**Short exercise**
Could you print every record below exactly as it appears?
※ ※ ※
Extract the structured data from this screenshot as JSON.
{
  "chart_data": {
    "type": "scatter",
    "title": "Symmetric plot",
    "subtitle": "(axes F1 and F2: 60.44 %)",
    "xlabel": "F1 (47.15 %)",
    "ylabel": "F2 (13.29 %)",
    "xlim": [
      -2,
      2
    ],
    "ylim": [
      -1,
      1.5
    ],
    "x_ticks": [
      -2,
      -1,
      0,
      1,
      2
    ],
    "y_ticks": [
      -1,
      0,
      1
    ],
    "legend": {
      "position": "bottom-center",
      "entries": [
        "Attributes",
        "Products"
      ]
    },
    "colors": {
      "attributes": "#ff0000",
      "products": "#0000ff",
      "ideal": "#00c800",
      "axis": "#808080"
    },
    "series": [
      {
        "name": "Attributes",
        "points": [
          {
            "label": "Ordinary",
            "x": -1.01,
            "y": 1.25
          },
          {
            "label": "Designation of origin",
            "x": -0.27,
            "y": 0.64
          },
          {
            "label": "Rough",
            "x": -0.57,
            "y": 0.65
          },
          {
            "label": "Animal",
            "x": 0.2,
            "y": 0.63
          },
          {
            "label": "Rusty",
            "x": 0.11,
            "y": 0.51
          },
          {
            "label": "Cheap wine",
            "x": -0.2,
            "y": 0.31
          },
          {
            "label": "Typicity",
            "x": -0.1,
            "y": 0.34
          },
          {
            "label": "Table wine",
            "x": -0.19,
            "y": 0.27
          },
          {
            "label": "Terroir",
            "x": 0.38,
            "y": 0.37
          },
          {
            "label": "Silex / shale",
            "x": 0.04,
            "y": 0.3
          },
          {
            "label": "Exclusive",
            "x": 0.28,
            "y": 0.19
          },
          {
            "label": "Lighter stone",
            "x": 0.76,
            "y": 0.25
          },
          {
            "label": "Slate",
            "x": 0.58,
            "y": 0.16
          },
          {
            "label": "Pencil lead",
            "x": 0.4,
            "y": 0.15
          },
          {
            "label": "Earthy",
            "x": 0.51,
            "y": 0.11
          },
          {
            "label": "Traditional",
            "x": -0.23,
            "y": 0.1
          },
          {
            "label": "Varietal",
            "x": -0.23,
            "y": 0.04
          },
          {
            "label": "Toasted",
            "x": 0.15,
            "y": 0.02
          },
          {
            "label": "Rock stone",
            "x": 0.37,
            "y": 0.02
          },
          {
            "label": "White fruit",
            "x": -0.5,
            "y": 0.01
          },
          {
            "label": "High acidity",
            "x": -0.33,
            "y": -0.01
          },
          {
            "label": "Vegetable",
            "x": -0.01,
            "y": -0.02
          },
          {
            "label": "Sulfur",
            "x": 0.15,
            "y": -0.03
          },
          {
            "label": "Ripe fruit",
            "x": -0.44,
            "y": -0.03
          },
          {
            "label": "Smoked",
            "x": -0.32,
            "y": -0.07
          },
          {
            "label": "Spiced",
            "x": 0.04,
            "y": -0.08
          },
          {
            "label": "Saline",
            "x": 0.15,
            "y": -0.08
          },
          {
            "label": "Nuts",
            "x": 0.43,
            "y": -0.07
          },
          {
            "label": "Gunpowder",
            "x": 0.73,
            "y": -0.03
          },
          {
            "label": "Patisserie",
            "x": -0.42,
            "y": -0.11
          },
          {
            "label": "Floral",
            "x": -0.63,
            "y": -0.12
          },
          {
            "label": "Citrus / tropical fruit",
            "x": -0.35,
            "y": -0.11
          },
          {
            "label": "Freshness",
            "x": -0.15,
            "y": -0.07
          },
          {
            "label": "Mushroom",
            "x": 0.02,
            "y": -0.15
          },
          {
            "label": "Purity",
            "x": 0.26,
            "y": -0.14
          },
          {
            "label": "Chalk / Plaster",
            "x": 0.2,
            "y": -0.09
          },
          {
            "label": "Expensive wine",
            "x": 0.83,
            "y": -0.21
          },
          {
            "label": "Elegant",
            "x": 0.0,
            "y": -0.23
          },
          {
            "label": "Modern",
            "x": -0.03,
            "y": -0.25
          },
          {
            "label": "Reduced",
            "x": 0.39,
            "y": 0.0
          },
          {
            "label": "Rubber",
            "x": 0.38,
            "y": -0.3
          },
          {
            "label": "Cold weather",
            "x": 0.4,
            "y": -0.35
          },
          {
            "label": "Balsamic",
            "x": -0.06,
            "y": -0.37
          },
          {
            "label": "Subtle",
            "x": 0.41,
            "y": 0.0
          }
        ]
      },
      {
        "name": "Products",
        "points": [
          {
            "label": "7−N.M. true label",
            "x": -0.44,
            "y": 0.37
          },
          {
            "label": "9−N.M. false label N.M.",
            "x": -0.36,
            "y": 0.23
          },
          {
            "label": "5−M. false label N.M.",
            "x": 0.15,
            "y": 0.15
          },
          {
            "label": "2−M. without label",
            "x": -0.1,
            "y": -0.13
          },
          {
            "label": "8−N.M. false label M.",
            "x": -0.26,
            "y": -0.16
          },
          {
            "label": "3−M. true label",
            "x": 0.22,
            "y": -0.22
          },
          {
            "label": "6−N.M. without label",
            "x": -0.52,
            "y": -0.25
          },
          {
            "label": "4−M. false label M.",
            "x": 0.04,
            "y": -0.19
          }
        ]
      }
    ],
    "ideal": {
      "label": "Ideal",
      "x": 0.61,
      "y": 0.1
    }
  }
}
※ ※ ※
**Response for this exercise**
Extract the structured data from this screenshot as JSON.
{
  "chart_data": {
    "type": "scatter",
    "title": "Symmetric plot",
    "subtitle": "(axes F1 and F2: 60.44 %)",
    "xlabel": "F1 (47.15 %)",
    "ylabel": "F2 (13.29 %)",
    "xlim": [
      -2,
      2
    ],
    "ylim": [
      -1,
      1.5
    ],
    "x_ticks": [
      -2,
      -1,
      0,
      1,
      2
    ],
    "y_ticks": [
      -1,
      0,
      1
    ],
    "legend": {
      "position": "bottom-center",
      "entries": [
        "Attributes",
        "Products"
      ]
    },
    "colors": {
      "attributes": "#ff0000",
      "products": "#0000ff",
      "ideal": "#00c800",
      "axis": "#808080"
    },
    "series": [
      {
        "name": "Attributes",
        "points": [
          {
            "label": "Ordinary",
            "x": -1.01,
            "y": 1.25
          },
          {
            "label": "Designation of origin",
            "x": -0.27,
            "y": 0.64
          },
          {
            "label": "Rough",
            "x": -0.57,
            "y": 0.65
          },
          {
            "label": "Animal",
            "x": 0.2,
            "y": 0.63
          },
          {
            "label": "Rusty",
            "x": 0.11,
            "y": 0.51
          },
          {
            "label": "Cheap wine",
            "x": -0.2,
            "y": 0.31
          },
          {
            "label": "Typicity",
            "x": -0.1,
            "y": 0.34
          },
          {
            "label": "Table wine",
            "x": -0.19,
            "y": 0.27
          },
          {
            "label": "Terroir",
            "x": 0.38,
            "y": 0.37
          },
          {
            "label": "Silex / shale",
            "x": 0.04,
            "y": 0.3
          },
          {
            "label": "Exclusive",
            "x": 0.28,
            "y": 0.19
          },
          {
            "label": "Lighter stone",
            "x": 0.76,
            "y": 0.25
          },
          {
            "label": "Slate",
            "x": 0.58,
            "y": 0.16
          },
          {
            "label": "Pencil lead",
            "x": 0.4,
            "y": 0.15
          },
          {
            "label": "Earthy",
            "x": 0.51,
            "y": 0.11
          },
          {
            "label": "Traditional",
            "x": -0.23,
            "y": 0.1
          },
          {
            "label": "Varietal",
            "x": -0.23,
            "y": 0.04
          },
          {
            "label": "Toasted",
            "x": 0.15,
            "y": 0.02
          },
          {
            "label": "Rock stone",
            "x": 0.37,
            "y": 0.02
          },
          {
            "label": "White fruit",
            "x": -0.5,
            "y": 0.01
          },
          {
            "label": "High acidity",
            "x": -0.33,
            "y": -0.01
          },
          {
            "label": "Vegetable",
            "x": -0.01,
            "y": -0.02
          },
          {
            "label": "Sulfur",
            "x": 0.15,
            "y": -0.03
          },
          {
            "label": "Ripe fruit",
            "x": -0.44,
            "y": -0.03
          },
          {
            "label": "Smoked",
            "x": -0.32,
            "y": -0.07
          },
          {
            "label": "Spiced",
            "x": 0.04,
            "y": -0.08
          },
          {
            "label": "Saline",
            "x": 0.15,
            "y": -0.08
          },
          {
            "label": "Nuts",
            "x": 0.43,
            "y": -0.07
          },
          {
            "label": "Gunpowder",
            "x": 0.73,
            "y": -0.03
          },
          {
            "label": "Patisserie",
            "x": -0.42,
            "y": -0.11
          },
          {
            "label": "Floral",
            "x": -0.63,
            "y": -0.12
          },
          {
            "label": "Citrus / tropical fruit",
            "x": -0.35,
            "y": -0.11
          },
          {
            "label": "Freshness",
            "x": -0.15,
            "y": -0.07
          },
          {
            "label": "Mushroom",
            "x": 0.02,
            "y": -0.15
          },
          {
            "label": "Purity",
            "x": 0.26,
            "y": -0.14
          },
          {
            "label": "Chalk / Plaster",
            "x": 0.2,
            "y": -0.09
          },
          {
            "label": "Expensive wine",
            "x": 0.83,
            "y": -0.21
          },
          {
            "label": "Elegant",
            "x": 0.0,
            "y": -0.23
          },
          {
            "label": "Modern",
            "x": -0.03,
            "y": -0.25
          },
          {
            "label": "Reduced",
            "x": 0.39,
            "y": 0.0
          },
          {
            "label": "Rubber",
            "x": 0.38,
            "y": -0.3
          },
          {
            "label": "Cold weather",
            "x": 0.4,
            "y": -0.35
          },
          {
            "label": "Balsamic",
            "x": -0.06,
            "y": -0.37
          },
          {
            "label": "Subtle",
            "x": 0.41,
            "y": 0.0
          }
        ]
      },
      {
        "name": "Products",
        "points": [
          {
            "label": "7−N.M. true label",
            "x": -0.44,
            "y": 0.37
          },
          {
            "label": "9−N.M. false label N.M.",
            "x": -0.36,
            "y": 0.23
          },
          {
            "label": "5−M. false label N.M.",
            "x": 0.15,
            "y": 0.15
          },
          {
            "label": "2−M. without label",
            "x": -0.1,
            "y": -0.13
          },
          {
            "label": "8−N.M. false label M.",
            "x": -0.26,
            "y": -0.16
          },
          {
            "label": "3−M. true label",
            "x": 0.22,
            "y": -0.22
          },
          {
            "label": "6−N.M. without label",
            "x": -0.52,
            "y": -0.25
          },
          {
            "label": "4−M. false label M.",
            "x": 0.04,
            "y": -0.19
          }
        ]
      }
    ],
    "ideal": {
      "label": "Ideal",
      "x": 0.61,
      "y": 0.1
    }
  }
}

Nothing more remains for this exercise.